Written problem — Keep only those lines of the records that include the string "name".

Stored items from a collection
· · · ·

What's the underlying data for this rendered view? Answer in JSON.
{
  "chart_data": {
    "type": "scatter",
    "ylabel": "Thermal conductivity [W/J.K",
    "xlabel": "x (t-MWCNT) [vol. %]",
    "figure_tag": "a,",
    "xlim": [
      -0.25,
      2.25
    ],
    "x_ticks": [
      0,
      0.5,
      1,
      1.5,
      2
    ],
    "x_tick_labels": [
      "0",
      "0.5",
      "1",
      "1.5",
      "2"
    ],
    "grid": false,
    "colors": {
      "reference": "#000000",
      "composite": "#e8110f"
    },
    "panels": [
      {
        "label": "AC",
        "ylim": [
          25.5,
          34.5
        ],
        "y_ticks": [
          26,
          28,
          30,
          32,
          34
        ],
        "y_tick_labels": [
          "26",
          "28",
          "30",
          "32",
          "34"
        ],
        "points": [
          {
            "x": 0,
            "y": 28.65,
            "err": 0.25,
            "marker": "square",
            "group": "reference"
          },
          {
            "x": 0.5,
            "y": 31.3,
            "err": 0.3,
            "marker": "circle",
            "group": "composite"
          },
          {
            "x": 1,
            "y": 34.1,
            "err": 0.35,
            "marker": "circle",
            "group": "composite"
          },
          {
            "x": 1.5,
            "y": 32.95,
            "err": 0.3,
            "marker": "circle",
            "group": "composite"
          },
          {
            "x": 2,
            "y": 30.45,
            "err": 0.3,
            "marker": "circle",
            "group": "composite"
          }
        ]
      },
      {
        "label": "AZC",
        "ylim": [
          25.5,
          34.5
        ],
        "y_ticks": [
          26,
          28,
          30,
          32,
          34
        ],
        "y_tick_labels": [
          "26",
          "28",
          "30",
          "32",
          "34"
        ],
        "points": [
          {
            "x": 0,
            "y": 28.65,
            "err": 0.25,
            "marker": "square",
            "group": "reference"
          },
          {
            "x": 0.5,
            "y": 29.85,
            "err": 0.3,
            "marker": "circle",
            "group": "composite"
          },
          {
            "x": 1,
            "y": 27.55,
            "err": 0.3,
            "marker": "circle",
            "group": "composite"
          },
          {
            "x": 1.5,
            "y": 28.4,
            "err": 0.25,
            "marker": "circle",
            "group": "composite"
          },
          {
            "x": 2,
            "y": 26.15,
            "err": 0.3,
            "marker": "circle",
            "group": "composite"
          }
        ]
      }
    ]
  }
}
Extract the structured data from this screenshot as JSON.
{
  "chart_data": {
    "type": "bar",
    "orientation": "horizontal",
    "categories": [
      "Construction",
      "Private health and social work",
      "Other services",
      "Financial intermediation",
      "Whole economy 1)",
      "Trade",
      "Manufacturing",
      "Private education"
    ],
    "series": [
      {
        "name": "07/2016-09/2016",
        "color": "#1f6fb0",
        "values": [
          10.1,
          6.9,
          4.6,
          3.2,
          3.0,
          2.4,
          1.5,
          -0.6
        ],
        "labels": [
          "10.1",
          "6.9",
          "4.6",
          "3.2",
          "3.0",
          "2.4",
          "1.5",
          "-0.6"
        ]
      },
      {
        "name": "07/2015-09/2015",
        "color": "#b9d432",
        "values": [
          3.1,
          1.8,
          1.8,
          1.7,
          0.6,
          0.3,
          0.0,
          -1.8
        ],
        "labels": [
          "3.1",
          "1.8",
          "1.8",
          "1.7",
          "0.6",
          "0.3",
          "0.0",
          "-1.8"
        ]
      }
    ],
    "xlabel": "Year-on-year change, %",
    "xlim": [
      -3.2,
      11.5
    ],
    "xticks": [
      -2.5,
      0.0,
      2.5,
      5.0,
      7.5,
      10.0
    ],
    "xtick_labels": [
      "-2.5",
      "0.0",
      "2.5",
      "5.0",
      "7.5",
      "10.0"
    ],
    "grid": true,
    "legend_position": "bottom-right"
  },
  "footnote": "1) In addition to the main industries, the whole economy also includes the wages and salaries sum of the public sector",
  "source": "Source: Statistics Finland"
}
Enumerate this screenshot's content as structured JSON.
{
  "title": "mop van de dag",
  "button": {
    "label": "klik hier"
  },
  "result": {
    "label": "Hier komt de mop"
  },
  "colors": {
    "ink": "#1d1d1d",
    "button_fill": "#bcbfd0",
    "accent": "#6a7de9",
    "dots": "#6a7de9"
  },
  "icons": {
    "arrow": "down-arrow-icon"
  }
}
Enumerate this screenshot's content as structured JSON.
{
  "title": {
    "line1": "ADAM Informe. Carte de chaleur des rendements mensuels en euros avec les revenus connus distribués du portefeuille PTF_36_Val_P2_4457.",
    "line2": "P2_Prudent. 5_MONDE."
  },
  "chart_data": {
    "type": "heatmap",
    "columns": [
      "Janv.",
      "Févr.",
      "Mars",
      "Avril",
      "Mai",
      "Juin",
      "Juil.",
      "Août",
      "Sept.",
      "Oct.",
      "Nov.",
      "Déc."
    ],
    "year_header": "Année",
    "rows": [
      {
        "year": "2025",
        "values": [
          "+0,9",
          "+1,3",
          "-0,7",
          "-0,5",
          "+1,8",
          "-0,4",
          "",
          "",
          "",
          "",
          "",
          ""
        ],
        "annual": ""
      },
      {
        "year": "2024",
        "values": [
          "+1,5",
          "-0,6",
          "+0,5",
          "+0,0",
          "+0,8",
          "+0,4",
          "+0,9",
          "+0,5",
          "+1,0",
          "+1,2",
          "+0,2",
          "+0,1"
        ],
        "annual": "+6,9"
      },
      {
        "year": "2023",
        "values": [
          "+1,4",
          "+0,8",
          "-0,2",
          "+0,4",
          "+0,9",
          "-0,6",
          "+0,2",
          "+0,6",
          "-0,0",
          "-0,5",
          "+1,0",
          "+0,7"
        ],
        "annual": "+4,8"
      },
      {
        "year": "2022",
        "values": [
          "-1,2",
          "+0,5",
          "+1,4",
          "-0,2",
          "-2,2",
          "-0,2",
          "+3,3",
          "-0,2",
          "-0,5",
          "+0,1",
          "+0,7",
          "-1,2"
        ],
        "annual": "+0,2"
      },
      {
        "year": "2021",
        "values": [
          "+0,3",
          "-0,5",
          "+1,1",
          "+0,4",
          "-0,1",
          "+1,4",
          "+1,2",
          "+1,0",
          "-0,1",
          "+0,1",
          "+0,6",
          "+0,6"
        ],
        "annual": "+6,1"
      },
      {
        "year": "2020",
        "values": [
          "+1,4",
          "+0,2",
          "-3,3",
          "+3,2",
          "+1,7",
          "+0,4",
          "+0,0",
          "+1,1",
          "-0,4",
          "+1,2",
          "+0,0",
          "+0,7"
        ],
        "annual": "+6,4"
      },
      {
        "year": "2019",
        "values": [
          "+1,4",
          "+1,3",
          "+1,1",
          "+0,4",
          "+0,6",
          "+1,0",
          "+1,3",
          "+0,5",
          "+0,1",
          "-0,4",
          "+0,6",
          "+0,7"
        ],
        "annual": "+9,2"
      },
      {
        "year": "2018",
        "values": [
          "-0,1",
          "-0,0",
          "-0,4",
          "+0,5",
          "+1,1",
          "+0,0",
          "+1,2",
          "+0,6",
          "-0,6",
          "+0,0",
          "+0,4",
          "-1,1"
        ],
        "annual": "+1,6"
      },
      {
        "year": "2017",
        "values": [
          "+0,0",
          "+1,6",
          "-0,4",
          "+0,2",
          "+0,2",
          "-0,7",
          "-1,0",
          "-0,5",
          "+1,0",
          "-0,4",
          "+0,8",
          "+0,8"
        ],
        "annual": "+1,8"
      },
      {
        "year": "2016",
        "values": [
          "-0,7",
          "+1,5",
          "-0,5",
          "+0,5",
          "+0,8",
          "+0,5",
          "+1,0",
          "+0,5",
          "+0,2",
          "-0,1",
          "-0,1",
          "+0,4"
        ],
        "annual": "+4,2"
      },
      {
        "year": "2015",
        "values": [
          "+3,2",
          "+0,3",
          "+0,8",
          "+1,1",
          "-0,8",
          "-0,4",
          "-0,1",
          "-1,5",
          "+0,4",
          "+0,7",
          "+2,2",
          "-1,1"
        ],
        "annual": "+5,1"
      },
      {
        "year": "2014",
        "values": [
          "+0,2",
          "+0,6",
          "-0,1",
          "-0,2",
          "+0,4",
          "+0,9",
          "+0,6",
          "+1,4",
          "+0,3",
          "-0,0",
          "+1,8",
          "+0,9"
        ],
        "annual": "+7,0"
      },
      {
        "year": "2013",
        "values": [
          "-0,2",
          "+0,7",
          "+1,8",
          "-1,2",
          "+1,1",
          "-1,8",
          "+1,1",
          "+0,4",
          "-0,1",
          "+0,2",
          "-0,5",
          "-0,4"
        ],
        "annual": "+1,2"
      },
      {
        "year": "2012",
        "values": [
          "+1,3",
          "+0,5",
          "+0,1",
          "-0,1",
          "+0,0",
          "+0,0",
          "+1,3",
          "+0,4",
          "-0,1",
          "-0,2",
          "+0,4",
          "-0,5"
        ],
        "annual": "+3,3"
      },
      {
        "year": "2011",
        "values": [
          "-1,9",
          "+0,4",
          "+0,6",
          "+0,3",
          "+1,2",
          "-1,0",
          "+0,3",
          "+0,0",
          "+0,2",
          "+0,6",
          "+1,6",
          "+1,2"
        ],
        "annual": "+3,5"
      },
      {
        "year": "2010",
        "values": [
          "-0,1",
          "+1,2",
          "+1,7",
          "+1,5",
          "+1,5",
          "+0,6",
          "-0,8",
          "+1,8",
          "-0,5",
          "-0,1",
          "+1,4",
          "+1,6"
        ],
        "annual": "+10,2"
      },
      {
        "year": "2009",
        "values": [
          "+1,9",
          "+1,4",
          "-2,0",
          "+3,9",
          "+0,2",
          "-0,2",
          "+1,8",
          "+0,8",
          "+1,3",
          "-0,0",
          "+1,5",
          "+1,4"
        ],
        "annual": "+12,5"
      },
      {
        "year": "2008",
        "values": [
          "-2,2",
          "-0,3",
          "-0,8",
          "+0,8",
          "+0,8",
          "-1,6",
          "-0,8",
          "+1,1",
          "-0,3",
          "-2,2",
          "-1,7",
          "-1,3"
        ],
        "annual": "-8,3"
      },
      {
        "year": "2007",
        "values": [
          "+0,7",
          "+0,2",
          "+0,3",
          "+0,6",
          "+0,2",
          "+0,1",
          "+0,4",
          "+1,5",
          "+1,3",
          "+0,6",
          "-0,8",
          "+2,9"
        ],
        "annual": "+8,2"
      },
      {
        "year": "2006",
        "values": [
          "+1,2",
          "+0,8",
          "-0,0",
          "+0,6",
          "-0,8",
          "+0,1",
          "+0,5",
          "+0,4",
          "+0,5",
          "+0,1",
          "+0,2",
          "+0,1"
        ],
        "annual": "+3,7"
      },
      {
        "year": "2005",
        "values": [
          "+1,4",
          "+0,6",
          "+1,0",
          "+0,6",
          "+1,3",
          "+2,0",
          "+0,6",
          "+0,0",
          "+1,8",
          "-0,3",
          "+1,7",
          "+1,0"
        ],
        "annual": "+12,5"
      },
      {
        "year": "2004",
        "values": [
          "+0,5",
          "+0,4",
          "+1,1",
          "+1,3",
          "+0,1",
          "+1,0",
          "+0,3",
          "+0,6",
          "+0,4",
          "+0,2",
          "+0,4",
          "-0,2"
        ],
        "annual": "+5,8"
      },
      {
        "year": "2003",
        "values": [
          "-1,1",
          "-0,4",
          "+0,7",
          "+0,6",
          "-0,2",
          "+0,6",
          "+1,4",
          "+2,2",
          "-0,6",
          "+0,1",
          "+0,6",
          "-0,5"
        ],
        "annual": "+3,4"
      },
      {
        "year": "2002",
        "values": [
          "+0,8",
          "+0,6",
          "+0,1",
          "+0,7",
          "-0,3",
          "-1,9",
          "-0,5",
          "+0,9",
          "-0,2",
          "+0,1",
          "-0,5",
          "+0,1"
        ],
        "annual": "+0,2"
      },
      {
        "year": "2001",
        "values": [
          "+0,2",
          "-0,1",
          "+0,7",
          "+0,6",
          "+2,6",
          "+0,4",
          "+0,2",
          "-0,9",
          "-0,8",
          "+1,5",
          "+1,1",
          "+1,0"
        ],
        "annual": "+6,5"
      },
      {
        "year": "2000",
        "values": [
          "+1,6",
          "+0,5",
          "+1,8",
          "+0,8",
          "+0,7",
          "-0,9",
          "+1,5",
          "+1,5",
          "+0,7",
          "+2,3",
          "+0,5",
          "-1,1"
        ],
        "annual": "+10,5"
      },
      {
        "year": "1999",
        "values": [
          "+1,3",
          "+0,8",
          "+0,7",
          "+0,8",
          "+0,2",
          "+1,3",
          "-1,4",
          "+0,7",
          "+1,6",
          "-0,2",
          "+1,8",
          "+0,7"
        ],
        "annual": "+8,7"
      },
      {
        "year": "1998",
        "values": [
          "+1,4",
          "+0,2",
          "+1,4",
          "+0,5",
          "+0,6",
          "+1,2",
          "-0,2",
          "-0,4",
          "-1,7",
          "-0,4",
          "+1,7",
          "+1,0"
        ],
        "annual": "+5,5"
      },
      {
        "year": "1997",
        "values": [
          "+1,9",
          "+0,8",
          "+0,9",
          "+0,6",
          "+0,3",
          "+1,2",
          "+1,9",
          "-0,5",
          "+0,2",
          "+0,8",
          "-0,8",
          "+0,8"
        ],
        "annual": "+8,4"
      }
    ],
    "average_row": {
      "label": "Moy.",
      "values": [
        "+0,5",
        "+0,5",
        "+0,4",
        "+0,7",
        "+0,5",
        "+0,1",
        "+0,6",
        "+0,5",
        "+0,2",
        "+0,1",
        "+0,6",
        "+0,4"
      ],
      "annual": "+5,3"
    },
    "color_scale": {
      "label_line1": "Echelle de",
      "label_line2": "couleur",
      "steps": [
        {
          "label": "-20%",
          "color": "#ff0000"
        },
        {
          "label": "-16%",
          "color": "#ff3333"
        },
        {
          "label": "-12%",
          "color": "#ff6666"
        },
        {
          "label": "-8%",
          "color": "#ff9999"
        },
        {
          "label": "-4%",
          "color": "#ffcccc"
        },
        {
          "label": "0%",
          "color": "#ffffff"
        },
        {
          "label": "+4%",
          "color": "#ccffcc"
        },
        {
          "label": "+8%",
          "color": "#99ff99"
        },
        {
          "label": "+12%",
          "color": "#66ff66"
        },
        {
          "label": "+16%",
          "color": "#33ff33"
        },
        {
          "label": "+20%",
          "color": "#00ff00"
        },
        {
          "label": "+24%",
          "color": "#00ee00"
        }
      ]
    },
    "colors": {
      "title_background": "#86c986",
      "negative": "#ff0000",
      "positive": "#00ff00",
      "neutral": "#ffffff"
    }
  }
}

· · · ·

Output for this task —
        "name": "07/2016-09/2016",
        "name": "07/2015-09/2015",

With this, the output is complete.